Task description:
Copy the data that follows exactly. Include no pictures.

Records for processing:
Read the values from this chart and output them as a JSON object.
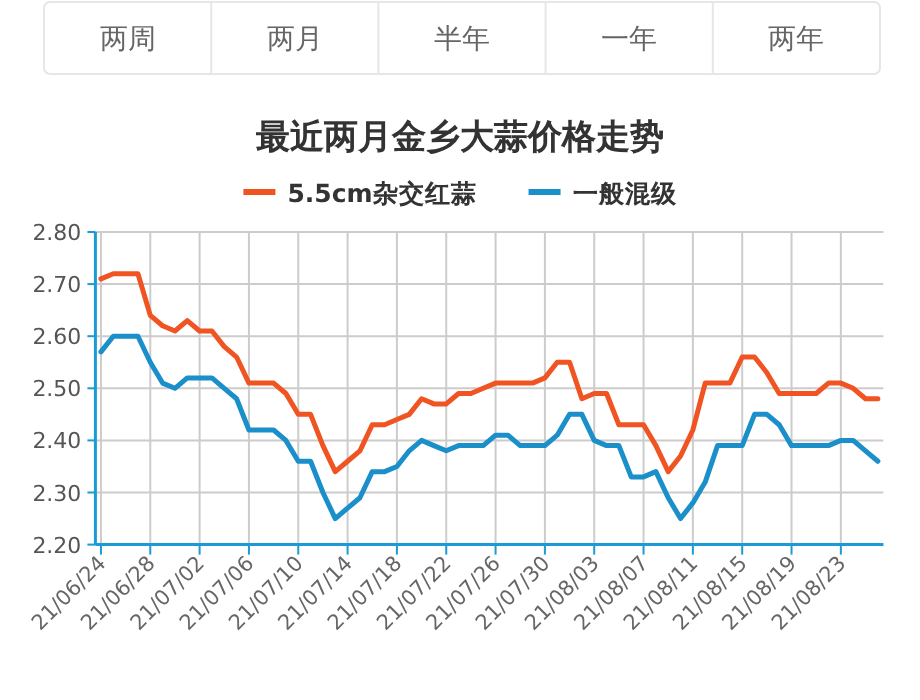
{
  "chart_data": {
    "type": "line",
    "title": "最近两月金乡大蒜价格走势",
    "annotations": [
      "两周",
      "两月",
      "半年",
      "一年",
      "两年"
    ],
    "categories": [
      "21/06/24",
      null,
      null,
      null,
      "21/06/28",
      null,
      null,
      null,
      "21/07/02",
      null,
      null,
      null,
      "21/07/06",
      null,
      null,
      null,
      "21/07/10",
      null,
      null,
      null,
      "21/07/14",
      null,
      null,
      null,
      "21/07/18",
      null,
      null,
      null,
      "21/07/22",
      null,
      null,
      null,
      "21/07/26",
      null,
      null,
      null,
      "21/07/30",
      null,
      null,
      null,
      "21/08/03",
      null,
      null,
      null,
      "21/08/07",
      null,
      null,
      null,
      "21/08/11",
      null,
      null,
      null,
      "21/08/15",
      null,
      null,
      null,
      "21/08/19",
      null,
      null,
      null,
      "21/08/23",
      null,
      null,
      null
    ],
    "series": [
      {
        "name": "5.5cm杂交红蒜",
        "color": "#f05423",
        "values": [
          2.71,
          2.72,
          2.72,
          2.72,
          2.64,
          2.62,
          2.61,
          2.63,
          2.61,
          2.61,
          2.58,
          2.56,
          2.51,
          2.51,
          2.51,
          2.49,
          2.45,
          2.45,
          2.39,
          2.34,
          2.36,
          2.38,
          2.43,
          2.43,
          2.44,
          2.45,
          2.48,
          2.47,
          2.47,
          2.49,
          2.49,
          2.5,
          2.51,
          2.51,
          2.51,
          2.51,
          2.52,
          2.55,
          2.55,
          2.48,
          2.49,
          2.49,
          2.43,
          2.43,
          2.43,
          2.39,
          2.34,
          2.37,
          2.42,
          2.51,
          2.51,
          2.51,
          2.56,
          2.56,
          2.53,
          2.49,
          2.49,
          2.49,
          2.49,
          2.51,
          2.51,
          2.5,
          2.48,
          2.48
        ]
      },
      {
        "name": "一般混级",
        "color": "#1a8fc9",
        "values": [
          2.57,
          2.6,
          2.6,
          2.6,
          2.55,
          2.51,
          2.5,
          2.52,
          2.52,
          2.52,
          2.5,
          2.48,
          2.42,
          2.42,
          2.42,
          2.4,
          2.36,
          2.36,
          2.3,
          2.25,
          2.27,
          2.29,
          2.34,
          2.34,
          2.35,
          2.38,
          2.4,
          2.39,
          2.38,
          2.39,
          2.39,
          2.39,
          2.41,
          2.41,
          2.39,
          2.39,
          2.39,
          2.41,
          2.45,
          2.45,
          2.4,
          2.39,
          2.39,
          2.33,
          2.33,
          2.34,
          2.29,
          2.25,
          2.28,
          2.32,
          2.39,
          2.39,
          2.39,
          2.45,
          2.45,
          2.43,
          2.39,
          2.39,
          2.39,
          2.39,
          2.4,
          2.4,
          2.38,
          2.36
        ]
      }
    ],
    "ylim": [
      2.2,
      2.8
    ],
    "yticks": [
      {
        "value": 2.2,
        "label": "2.20"
      },
      {
        "value": 2.3,
        "label": "2.30"
      },
      {
        "value": 2.4,
        "label": "2.40"
      },
      {
        "value": 2.5,
        "label": "2.50"
      },
      {
        "value": 2.6,
        "label": "2.60"
      },
      {
        "value": 2.7,
        "label": "2.70"
      },
      {
        "value": 2.8,
        "label": "2.80"
      }
    ],
    "grid": true,
    "legend": "top",
    "marker": "none",
    "line_style": "solid"
  }
}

Completed exercise:
Read the values from this chart and output them as a JSON object.
{
  "chart_data": {
    "type": "line",
    "title": "最近两月金乡大蒜价格走势",
    "annotations": [
      "两周",
      "两月",
      "半年",
      "一年",
      "两年"
    ],
    "categories": [
      "21/06/24",
      null,
      null,
      null,
      "21/06/28",
      null,
      null,
      null,
      "21/07/02",
      null,
      null,
      null,
      "21/07/06",
      null,
      null,
      null,
      "21/07/10",
      null,
      null,
      null,
      "21/07/14",
      null,
      null,
      null,
      "21/07/18",
      null,
      null,
      null,
      "21/07/22",
      null,
      null,
      null,
      "21/07/26",
      null,
      null,
      null,
      "21/07/30",
      null,
      null,
      null,
      "21/08/03",
      null,
      null,
      null,
      "21/08/07",
      null,
      null,
      null,
      "21/08/11",
      null,
      null,
      null,
      "21/08/15",
      null,
      null,
      null,
      "21/08/19",
      null,
      null,
      null,
      "21/08/23",
      null,
      null,
      null
    ],
    "series": [
      {
        "name": "5.5cm杂交红蒜",
        "color": "#f05423",
        "values": [
          2.71,
          2.72,
          2.72,
          2.72,
          2.64,
          2.62,
          2.61,
          2.63,
          2.61,
          2.61,
          2.58,
          2.56,
          2.51,
          2.51,
          2.51,
          2.49,
          2.45,
          2.45,
          2.39,
          2.34,
          2.36,
          2.38,
          2.43,
          2.43,
          2.44,
          2.45,
          2.48,
          2.47,
          2.47,
          2.49,
          2.49,
          2.5,
          2.51,
          2.51,
          2.51,
          2.51,
          2.52,
          2.55,
          2.55,
          2.48,
          2.49,
          2.49,
          2.43,
          2.43,
          2.43,
          2.39,
          2.34,
          2.37,
          2.42,
          2.51,
          2.51,
          2.51,
          2.56,
          2.56,
          2.53,
          2.49,
          2.49,
          2.49,
          2.49,
          2.51,
          2.51,
          2.5,
          2.48,
          2.48
        ]
      },
      {
        "name": "一般混级",
        "color": "#1a8fc9",
        "values": [
          2.57,
          2.6,
          2.6,
          2.6,
          2.55,
          2.51,
          2.5,
          2.52,
          2.52,
          2.52,
          2.5,
          2.48,
          2.42,
          2.42,
          2.42,
          2.4,
          2.36,
          2.36,
          2.3,
          2.25,
          2.27,
          2.29,
          2.34,
          2.34,
          2.35,
          2.38,
          2.4,
          2.39,
          2.38,
          2.39,
          2.39,
          2.39,
          2.41,
          2.41,
          2.39,
          2.39,
          2.39,
          2.41,
          2.45,
          2.45,
          2.4,
          2.39,
          2.39,
          2.33,
          2.33,
          2.34,
          2.29,
          2.25,
          2.28,
          2.32,
          2.39,
          2.39,
          2.39,
          2.45,
          2.45,
          2.43,
          2.39,
          2.39,
          2.39,
          2.39,
          2.4,
          2.4,
          2.38,
          2.36
        ]
      }
    ],
    "ylim": [
      2.2,
      2.8
    ],
    "yticks": [
      {
        "value": 2.2,
        "label": "2.20"
      },
      {
        "value": 2.3,
        "label": "2.30"
      },
      {
        "value": 2.4,
        "label": "2.40"
      },
      {
        "value": 2.5,
        "label": "2.50"
      },
      {
        "value": 2.6,
        "label": "2.60"
      },
      {
        "value": 2.7,
        "label": "2.70"
      },
      {
        "value": 2.8,
        "label": "2.80"
      }
    ],
    "grid": true,
    "legend": "top",
    "marker": "none",
    "line_style": "solid"
  }
}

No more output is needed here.